The most successful Rohrbach design to which Tank contributed was a three-engine airliner for Lufthansa, the Ro VIII Roland I. (Throughout his life, he would insist that air transport, not air combat, was his mission.) Tank designed a fully enclosed cockpit canopy for the two-man crew—not for their comfort but because the glazing smoothed airflow over the wing center section and contributed to the Roland’s admirable performance. Lufthansa rejected the canopy, since this was still a time when pilots believed they needed to feel the airflow on their cheeks to know if they were yawing or flying coordinated turns. But when crews started flying chilly routes across the Alps, they insisted on having Tank’s “glass roof” returned.

In January 1930, Tank—fed up with flying boats—went to work for Willi Messerschmitt as director of the Projects Department at Bayerische Flugzeugwerke. It was a relationship that would last little more than a year and half, however, for like a racecar engineer intent on making a car just strong enough and no stronger, Messerschmitt worshipped at the altar of ultralightness. The pilot in Tank disagreed with this approach. He was increasingly interested in designing tough, all-metal aircraft with high wing loading—a path that at the end of 1931 took him to tiny Focke-Wulf as director of both the Design Department and flight testing.

Many sources claim that Tank came to Focke-Wulf from a job at Albatros, the German company of World War I fighter fame, but that’s not true. The confusion apparently stems from the fact that Focke-Wulf and Albatros merged soon after Tank’s arrival. His initial work at Focke-Wulf involved flight-testing a number of designs inherited from Albatros, some of which were then re-engineered and modified to attain Tank’s strict requirements for control lightness, stability and ease of flying, particularly during takeoff, landing and stalls.

Tank had his first serious crash while flying an Albatros L 102 trainer, which he coaxed into aileron flutter during a dive. Oddly, rather than cutting power and nosing up, which would have instantly stopped the flutter, he continued to dive for the runway, “keeping the speed from dropping off as much as possible,” as he later wrote. When the wing came apart a short distance above the runway, the 102 crashed heavily. Tank was somehow uninjured.

Focke-Wulf’s Fw-44 Stieglitz—the “German Stearman”—was the airplane that solidified the company’s reputation, for it became the Luftwaffe’s primary trainer and sold by the hundreds throughout the world. A two-seat, open-cockpit biplane with a 7-cylinder Siemens radial, it was very much in the Waco/Stearman mold. Tank was only peripherally involved in the engineering of the Fw-44, since the project was already underway when he arrived at Focke-Wulf, but he is sometimes credited with its design. (Like many famous aircraft designers, Tank often receives credit for types that he only supervised or perhaps roughed out for others to engineer and refine, though he’d have been the first to admit it. He would later say of the Fw-190 that it was a team effort, adding, “I daresay a really good designer could have produced such a fighter all by himself, but it would have taken about eight years, and at the end of that time, nobody would have been the least bit interested in it.”)

#### Record set:
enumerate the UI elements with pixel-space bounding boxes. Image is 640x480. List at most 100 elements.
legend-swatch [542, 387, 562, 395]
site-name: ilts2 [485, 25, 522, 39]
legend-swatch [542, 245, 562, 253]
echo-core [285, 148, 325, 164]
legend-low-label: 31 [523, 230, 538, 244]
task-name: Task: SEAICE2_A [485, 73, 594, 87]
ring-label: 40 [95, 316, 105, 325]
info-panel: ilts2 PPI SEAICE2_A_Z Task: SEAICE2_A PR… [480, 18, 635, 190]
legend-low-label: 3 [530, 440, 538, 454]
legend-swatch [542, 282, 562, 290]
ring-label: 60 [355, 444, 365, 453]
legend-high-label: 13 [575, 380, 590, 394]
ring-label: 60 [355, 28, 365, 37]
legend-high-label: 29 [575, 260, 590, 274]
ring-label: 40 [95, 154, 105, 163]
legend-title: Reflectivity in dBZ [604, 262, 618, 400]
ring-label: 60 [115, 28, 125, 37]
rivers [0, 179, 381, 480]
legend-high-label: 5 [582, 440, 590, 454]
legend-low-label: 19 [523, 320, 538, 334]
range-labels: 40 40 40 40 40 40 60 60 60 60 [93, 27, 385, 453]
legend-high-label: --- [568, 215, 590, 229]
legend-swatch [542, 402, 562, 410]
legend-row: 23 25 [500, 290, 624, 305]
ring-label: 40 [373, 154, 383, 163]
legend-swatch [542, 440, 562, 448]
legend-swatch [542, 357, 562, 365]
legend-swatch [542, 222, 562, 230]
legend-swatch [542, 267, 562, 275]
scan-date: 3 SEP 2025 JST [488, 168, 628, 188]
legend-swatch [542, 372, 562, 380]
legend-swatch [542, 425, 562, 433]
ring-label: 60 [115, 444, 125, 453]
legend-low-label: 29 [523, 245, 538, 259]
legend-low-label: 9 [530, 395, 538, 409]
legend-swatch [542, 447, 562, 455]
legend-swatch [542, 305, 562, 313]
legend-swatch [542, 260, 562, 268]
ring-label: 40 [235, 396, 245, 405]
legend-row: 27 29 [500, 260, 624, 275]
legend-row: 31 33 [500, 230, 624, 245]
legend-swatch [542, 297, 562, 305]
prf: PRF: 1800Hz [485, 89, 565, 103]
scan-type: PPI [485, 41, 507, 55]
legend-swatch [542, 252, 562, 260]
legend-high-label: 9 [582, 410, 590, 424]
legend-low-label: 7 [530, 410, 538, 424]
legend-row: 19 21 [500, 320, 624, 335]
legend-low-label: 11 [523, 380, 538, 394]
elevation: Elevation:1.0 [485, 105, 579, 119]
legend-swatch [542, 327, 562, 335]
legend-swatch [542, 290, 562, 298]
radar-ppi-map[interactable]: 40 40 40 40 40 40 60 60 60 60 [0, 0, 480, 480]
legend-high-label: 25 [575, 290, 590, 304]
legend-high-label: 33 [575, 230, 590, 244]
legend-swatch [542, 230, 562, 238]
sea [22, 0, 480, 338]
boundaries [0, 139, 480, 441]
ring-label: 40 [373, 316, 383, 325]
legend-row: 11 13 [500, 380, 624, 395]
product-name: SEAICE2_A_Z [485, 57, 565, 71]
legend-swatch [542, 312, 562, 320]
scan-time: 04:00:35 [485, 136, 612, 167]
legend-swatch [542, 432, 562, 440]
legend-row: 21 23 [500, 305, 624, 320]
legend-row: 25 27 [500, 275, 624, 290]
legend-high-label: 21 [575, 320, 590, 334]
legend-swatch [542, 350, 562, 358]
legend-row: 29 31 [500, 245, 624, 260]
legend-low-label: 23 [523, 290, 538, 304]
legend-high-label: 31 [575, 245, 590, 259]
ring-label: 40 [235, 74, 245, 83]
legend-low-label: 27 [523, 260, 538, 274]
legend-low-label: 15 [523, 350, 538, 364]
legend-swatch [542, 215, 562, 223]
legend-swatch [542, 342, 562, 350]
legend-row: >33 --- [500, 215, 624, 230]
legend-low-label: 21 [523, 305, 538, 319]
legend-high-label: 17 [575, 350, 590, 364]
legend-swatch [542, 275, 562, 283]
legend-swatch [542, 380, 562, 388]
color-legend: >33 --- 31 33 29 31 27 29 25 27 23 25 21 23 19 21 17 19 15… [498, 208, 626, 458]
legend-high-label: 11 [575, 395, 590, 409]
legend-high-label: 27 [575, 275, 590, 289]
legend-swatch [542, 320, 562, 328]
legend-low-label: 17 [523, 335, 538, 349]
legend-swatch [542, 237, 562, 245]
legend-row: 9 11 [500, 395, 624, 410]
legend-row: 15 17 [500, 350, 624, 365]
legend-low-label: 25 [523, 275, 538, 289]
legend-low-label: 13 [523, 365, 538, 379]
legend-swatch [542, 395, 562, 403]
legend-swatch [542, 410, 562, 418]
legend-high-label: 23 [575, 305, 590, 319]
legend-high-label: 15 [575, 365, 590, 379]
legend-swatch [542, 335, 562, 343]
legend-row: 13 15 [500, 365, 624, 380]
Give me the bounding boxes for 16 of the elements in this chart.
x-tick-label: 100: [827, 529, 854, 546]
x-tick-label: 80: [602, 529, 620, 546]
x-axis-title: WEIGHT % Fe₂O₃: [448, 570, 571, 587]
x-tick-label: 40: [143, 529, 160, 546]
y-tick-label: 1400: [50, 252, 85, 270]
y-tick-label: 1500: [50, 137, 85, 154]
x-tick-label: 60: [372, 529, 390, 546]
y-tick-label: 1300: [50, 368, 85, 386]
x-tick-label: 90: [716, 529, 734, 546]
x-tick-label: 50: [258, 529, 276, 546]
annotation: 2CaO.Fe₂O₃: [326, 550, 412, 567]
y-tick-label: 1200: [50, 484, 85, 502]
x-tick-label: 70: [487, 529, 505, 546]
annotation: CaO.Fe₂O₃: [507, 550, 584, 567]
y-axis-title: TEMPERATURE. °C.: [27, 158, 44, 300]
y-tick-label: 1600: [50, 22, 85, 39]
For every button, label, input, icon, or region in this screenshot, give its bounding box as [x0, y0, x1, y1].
...
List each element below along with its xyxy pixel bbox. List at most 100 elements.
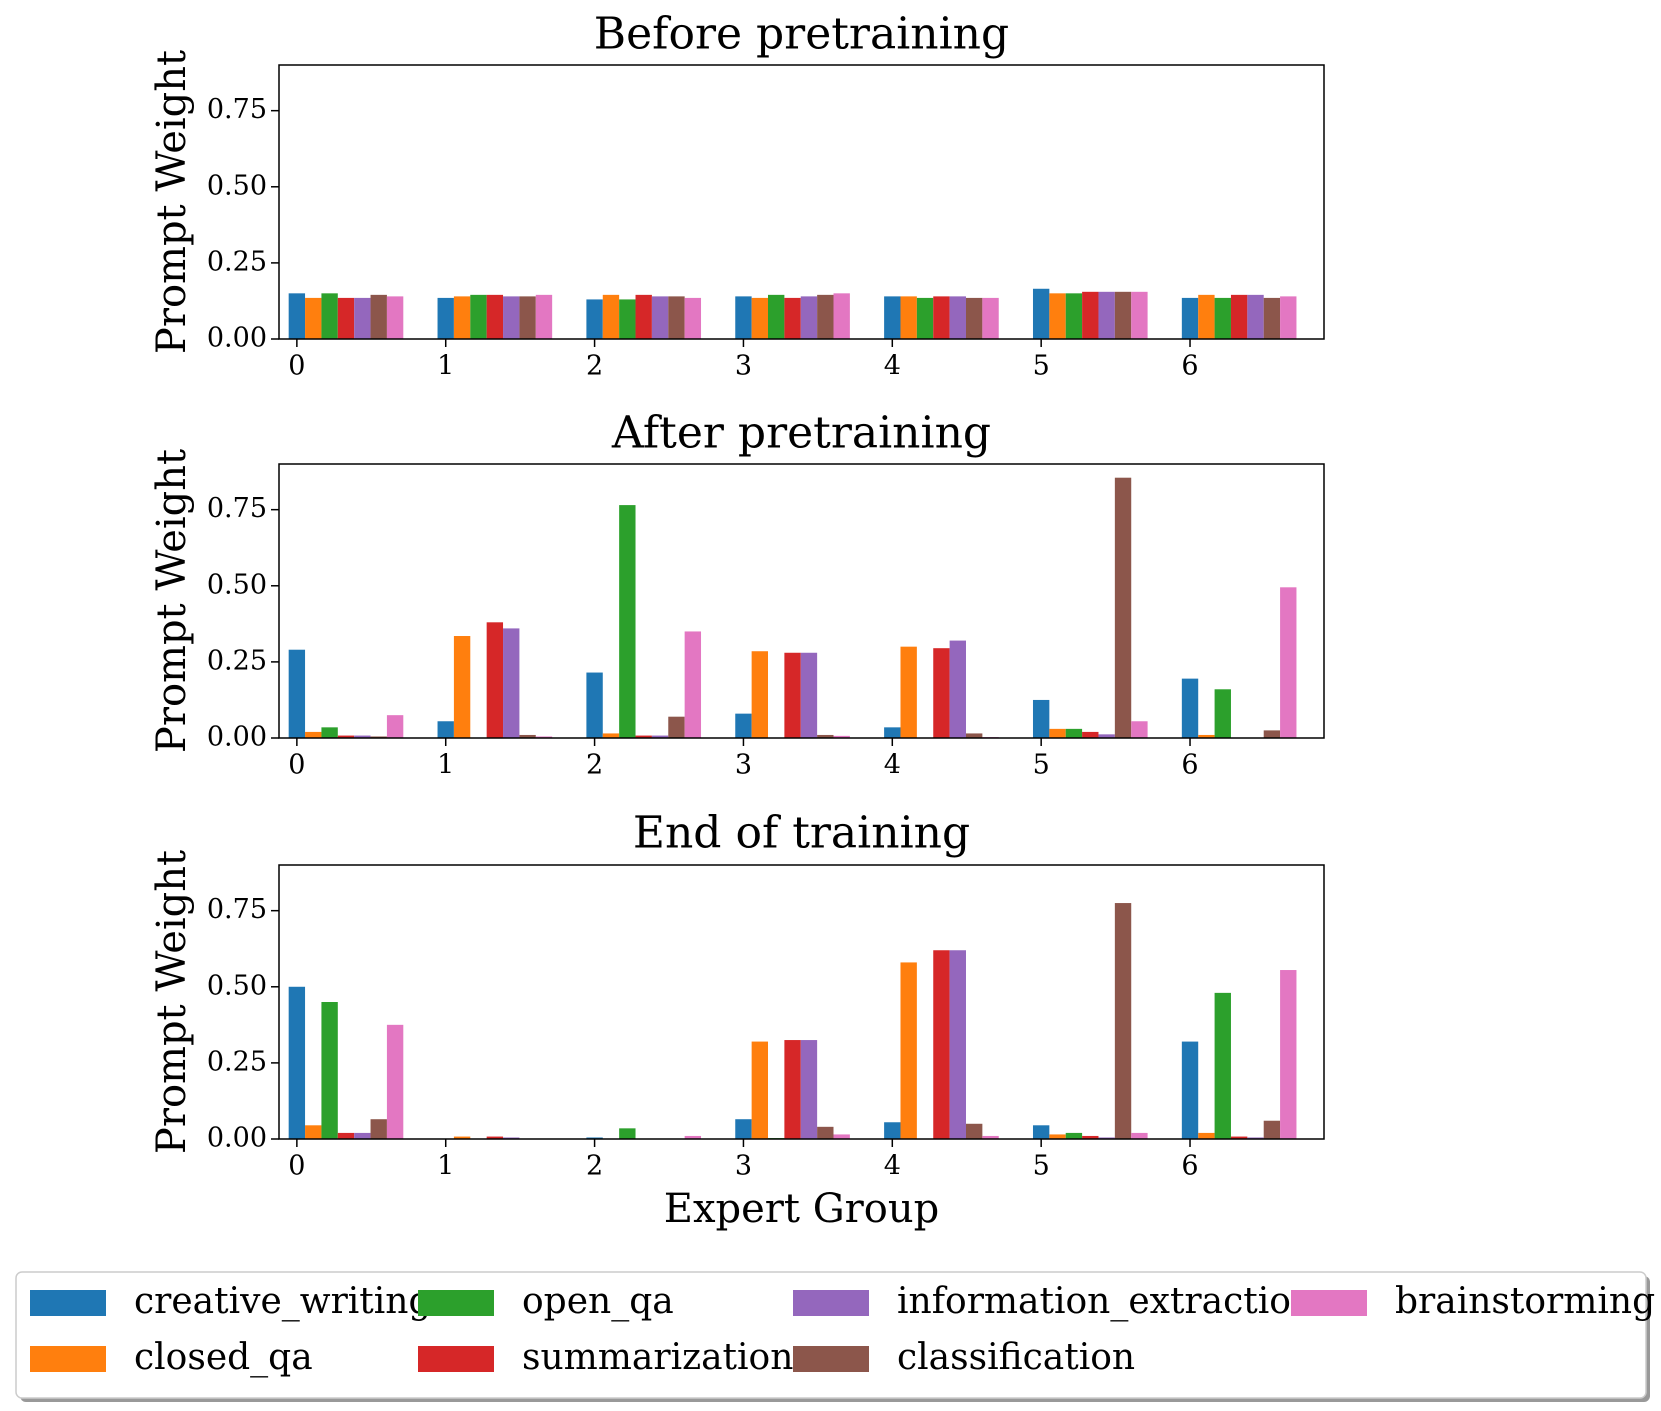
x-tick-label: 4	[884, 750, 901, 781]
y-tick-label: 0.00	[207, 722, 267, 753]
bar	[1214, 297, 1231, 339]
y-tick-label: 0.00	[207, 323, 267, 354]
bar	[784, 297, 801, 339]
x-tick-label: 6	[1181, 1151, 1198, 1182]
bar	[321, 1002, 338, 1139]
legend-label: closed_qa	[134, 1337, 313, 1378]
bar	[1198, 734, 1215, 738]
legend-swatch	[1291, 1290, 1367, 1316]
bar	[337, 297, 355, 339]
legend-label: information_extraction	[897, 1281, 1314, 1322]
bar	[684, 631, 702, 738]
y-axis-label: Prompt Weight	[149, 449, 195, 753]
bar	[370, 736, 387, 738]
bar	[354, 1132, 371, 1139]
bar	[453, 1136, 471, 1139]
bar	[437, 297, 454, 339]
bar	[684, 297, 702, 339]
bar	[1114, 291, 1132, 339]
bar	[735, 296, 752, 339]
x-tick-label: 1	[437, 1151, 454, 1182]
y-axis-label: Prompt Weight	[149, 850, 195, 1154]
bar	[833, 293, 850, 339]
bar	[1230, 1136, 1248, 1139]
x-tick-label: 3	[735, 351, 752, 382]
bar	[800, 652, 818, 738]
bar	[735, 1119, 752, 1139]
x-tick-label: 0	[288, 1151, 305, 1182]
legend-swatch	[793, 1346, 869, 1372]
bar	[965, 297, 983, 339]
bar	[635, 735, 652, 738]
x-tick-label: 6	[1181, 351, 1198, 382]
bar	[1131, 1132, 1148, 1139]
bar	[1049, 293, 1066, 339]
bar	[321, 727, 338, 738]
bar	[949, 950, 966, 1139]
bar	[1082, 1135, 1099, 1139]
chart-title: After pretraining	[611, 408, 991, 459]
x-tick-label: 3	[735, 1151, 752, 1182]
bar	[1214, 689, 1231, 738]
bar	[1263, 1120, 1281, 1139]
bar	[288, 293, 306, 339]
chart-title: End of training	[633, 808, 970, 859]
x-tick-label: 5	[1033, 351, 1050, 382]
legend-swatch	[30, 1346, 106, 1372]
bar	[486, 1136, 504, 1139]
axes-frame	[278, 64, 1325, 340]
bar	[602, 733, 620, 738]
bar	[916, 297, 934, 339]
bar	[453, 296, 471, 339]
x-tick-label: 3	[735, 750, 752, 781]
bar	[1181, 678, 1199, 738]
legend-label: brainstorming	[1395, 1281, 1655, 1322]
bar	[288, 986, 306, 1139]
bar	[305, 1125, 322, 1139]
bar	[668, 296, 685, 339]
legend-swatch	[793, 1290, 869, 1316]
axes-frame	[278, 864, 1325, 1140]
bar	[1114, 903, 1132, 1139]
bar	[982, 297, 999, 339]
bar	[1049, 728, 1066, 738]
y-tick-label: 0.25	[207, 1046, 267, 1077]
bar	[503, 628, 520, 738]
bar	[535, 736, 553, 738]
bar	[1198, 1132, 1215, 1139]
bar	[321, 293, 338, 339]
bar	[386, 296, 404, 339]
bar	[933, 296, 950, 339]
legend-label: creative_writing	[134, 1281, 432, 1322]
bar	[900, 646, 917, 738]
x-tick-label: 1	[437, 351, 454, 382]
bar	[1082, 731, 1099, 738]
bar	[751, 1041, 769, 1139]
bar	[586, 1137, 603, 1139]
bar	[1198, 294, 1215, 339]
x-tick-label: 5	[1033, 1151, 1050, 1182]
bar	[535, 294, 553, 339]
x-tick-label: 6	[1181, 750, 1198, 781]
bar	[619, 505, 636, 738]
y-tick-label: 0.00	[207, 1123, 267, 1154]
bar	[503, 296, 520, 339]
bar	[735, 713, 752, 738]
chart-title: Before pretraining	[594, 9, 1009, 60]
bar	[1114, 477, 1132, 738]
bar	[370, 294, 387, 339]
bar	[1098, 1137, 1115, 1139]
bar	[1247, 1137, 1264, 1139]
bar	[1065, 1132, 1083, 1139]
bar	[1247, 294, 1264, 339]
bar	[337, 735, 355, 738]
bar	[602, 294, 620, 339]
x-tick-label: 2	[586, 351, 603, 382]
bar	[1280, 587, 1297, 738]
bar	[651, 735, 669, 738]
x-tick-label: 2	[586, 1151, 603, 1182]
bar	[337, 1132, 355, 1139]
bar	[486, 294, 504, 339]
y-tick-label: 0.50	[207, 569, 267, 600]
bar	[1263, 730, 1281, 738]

#### The request:
Print the passage about Tank's aviation career word for word, beginning with "In January 1930, Tank—fed" and ending with "and flight testing.".

#### Response to the task:
In January 1930, Tank—fed up with flying boats—went to work for Willi Messerschmitt as director of the Projects Department at Bayerische Flugzeugwerke. It was a relationship that would last little more than a year and half, however, for like a racecar engineer intent on making a car just strong enough and no stronger, Messerschmitt worshipped at the altar of ultralightness. The pilot in Tank disagreed with this approach. He was increasingly interested in designing tough, all-metal aircraft with high wing loading—a path that at the end of 1931 took him to tiny Focke-Wulf as director of both the Design Department and flight testing.